> Task directions
Nothing may be dropped or added when the entries below are copied.
==== Source material
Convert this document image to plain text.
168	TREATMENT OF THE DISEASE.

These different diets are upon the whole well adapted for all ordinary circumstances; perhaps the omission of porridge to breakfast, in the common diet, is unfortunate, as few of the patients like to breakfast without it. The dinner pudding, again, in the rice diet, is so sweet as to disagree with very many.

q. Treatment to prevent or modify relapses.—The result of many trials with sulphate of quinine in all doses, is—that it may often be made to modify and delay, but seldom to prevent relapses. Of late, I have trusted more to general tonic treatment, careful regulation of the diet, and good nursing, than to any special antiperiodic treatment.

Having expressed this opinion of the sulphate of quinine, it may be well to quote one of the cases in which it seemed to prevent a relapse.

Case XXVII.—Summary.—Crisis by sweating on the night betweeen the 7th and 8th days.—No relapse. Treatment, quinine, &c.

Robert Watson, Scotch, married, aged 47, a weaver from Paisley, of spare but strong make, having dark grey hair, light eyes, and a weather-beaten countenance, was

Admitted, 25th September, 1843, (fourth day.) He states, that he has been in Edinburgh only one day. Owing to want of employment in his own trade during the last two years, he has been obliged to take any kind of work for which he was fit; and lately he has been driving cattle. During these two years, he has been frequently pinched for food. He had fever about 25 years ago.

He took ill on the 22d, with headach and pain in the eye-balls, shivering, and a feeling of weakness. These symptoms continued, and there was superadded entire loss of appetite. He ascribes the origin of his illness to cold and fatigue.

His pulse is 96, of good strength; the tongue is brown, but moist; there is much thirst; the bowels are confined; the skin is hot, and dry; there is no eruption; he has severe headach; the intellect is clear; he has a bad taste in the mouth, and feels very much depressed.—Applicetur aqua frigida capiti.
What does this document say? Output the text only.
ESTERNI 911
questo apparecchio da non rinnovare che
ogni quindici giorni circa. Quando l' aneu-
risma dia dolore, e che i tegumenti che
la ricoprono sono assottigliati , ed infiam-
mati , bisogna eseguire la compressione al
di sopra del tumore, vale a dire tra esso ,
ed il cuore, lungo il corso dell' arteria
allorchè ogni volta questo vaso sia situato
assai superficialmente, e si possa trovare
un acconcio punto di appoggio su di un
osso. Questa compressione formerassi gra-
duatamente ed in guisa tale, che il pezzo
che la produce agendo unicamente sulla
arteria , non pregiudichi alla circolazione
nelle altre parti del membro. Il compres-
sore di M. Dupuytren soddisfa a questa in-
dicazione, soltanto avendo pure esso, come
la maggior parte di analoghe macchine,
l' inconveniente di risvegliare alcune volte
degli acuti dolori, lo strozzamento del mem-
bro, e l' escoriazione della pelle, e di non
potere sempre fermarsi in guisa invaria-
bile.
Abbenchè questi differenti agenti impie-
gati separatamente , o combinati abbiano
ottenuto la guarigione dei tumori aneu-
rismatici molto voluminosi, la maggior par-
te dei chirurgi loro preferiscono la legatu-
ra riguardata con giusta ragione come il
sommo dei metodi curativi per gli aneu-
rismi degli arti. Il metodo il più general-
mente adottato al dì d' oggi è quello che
========
> Exercise solution
Convert this document image to plain text.
168	TREATMENT OF THE DISEASE.

These different diets are upon the whole well adapted for all ordinary circumstances; perhaps the omission of porridge to breakfast, in the common diet, is unfortunate, as few of the patients like to breakfast without it. The dinner pudding, again, in the rice diet, is so sweet as to disagree with very many.

q. Treatment to prevent or modify relapses.—The result of many trials with sulphate of quinine in all doses, is—that it may often be made to modify and delay, but seldom to prevent relapses. Of late, I have trusted more to general tonic treatment, careful regulation of the diet, and good nursing, than to any special antiperiodic treatment.

Having expressed this opinion of the sulphate of quinine, it may be well to quote one of the cases in which it seemed to prevent a relapse.

Case XXVII.—Summary.—Crisis by sweating on the night betweeen the 7th and 8th days.—No relapse. Treatment, quinine, &c.

Robert Watson, Scotch, married, aged 47, a weaver from Paisley, of spare but strong make, having dark grey hair, light eyes, and a weather-beaten countenance, was

Admitted, 25th September, 1843, (fourth day.) He states, that he has been in Edinburgh only one day. Owing to want of employment in his own trade during the last two years, he has been obliged to take any kind of work for which he was fit; and lately he has been driving cattle. During these two years, he has been frequently pinched for food. He had fever about 25 years ago.

He took ill on the 22d, with headach and pain in the eye-balls, shivering, and a feeling of weakness. These symptoms continued, and there was superadded entire loss of appetite. He ascribes the origin of his illness to cold and fatigue.

His pulse is 96, of good strength; the tongue is brown, but moist; there is much thirst; the bowels are confined; the skin is hot, and dry; there is no eruption; he has severe headach; the intellect is clear; he has a bad taste in the mouth, and feels very much depressed.—Applicetur aqua frigida capiti.
What does this document say? Output the text only.
ESTERNI 911
questo apparecchio da non rinnovare che
ogni quindici giorni circa. Quando l' aneu-
risma dia dolore, e che i tegumenti che
la ricoprono sono assottigliati , ed infiam-
mati , bisogna eseguire la compressione al
di sopra del tumore, vale a dire tra esso ,
ed il cuore, lungo il corso dell' arteria
allorchè ogni volta questo vaso sia situato
assai superficialmente, e si possa trovare
un acconcio punto di appoggio su di un
osso. Questa compressione formerassi gra-
duatamente ed in guisa tale, che il pezzo
che la produce agendo unicamente sulla
arteria , non pregiudichi alla circolazione
nelle altre parti del membro. Il compres-
sore di M. Dupuytren soddisfa a questa in-
dicazione, soltanto avendo pure esso, come
la maggior parte di analoghe macchine,
l' inconveniente di risvegliare alcune volte
degli acuti dolori, lo strozzamento del mem-
bro, e l' escoriazione della pelle, e di non
potere sempre fermarsi in guisa invaria-
bile.
Abbenchè questi differenti agenti impie-
gati separatamente , o combinati abbiano
ottenuto la guarigione dei tumori aneu-
rismatici molto voluminosi, la maggior par-
te dei chirurgi loro preferiscono la legatu-
ra riguardata con giusta ragione come il
sommo dei metodi curativi per gli aneu-
rismi degli arti. Il metodo il più general-
mente adottato al dì d' oggi è quello che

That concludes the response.